The task: Each line of the listing must be transcribed exactly, except for the images, which should be excluded.

A run of records

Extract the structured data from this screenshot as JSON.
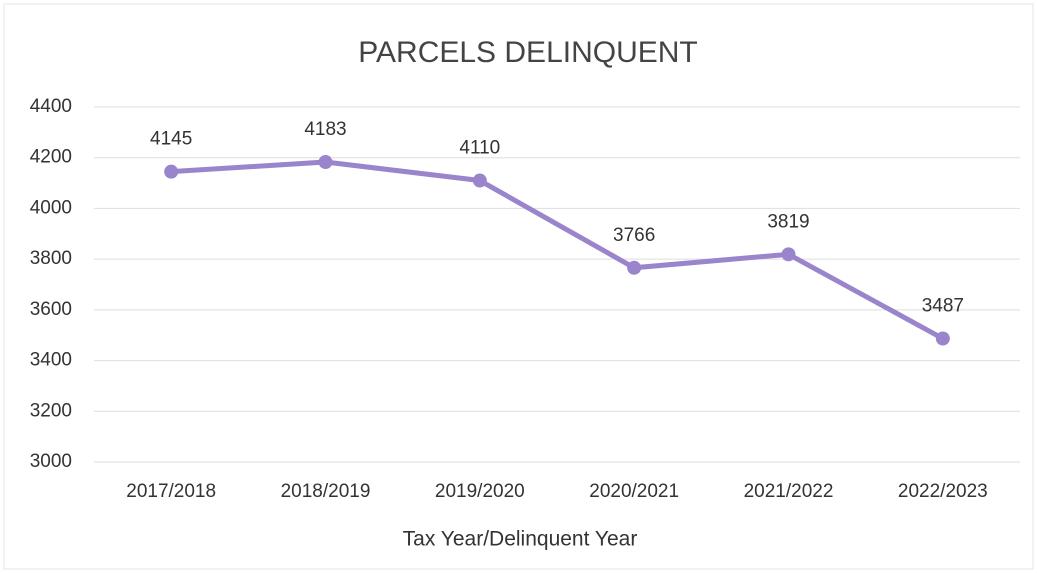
{
  "chart_data": {
    "type": "line",
    "title": "PARCELS DELINQUENT",
    "x_label": "Tax Year/Delinquent Year",
    "categories": [
      "2017/2018",
      "2018/2019",
      "2019/2020",
      "2020/2021",
      "2021/2022",
      "2022/2023"
    ],
    "series": [
      {
        "name": "Parcels Delinquent",
        "color": "#9a84cc",
        "values": [
          4145,
          4183,
          4110,
          3766,
          3819,
          3487
        ]
      }
    ],
    "ylim": [
      3000,
      4400
    ],
    "yticks": [
      3000,
      3200,
      3400,
      3600,
      3800,
      4000,
      4200,
      4400
    ],
    "grid": true
  }
}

Answer for this exercise:
Extract the structured data from this screenshot as JSON.
{
  "chart_data": {
    "type": "line",
    "title": "PARCELS DELINQUENT",
    "x_label": "Tax Year/Delinquent Year",
    "categories": [
      "2017/2018",
      "2018/2019",
      "2019/2020",
      "2020/2021",
      "2021/2022",
      "2022/2023"
    ],
    "series": [
      {
        "name": "Parcels Delinquent",
        "color": "#9a84cc",
        "values": [
          4145,
          4183,
          4110,
          3766,
          3819,
          3487
        ]
      }
    ],
    "ylim": [
      3000,
      4400
    ],
    "yticks": [
      3000,
      3200,
      3400,
      3600,
      3800,
      4000,
      4200,
      4400
    ],
    "grid": true
  }
}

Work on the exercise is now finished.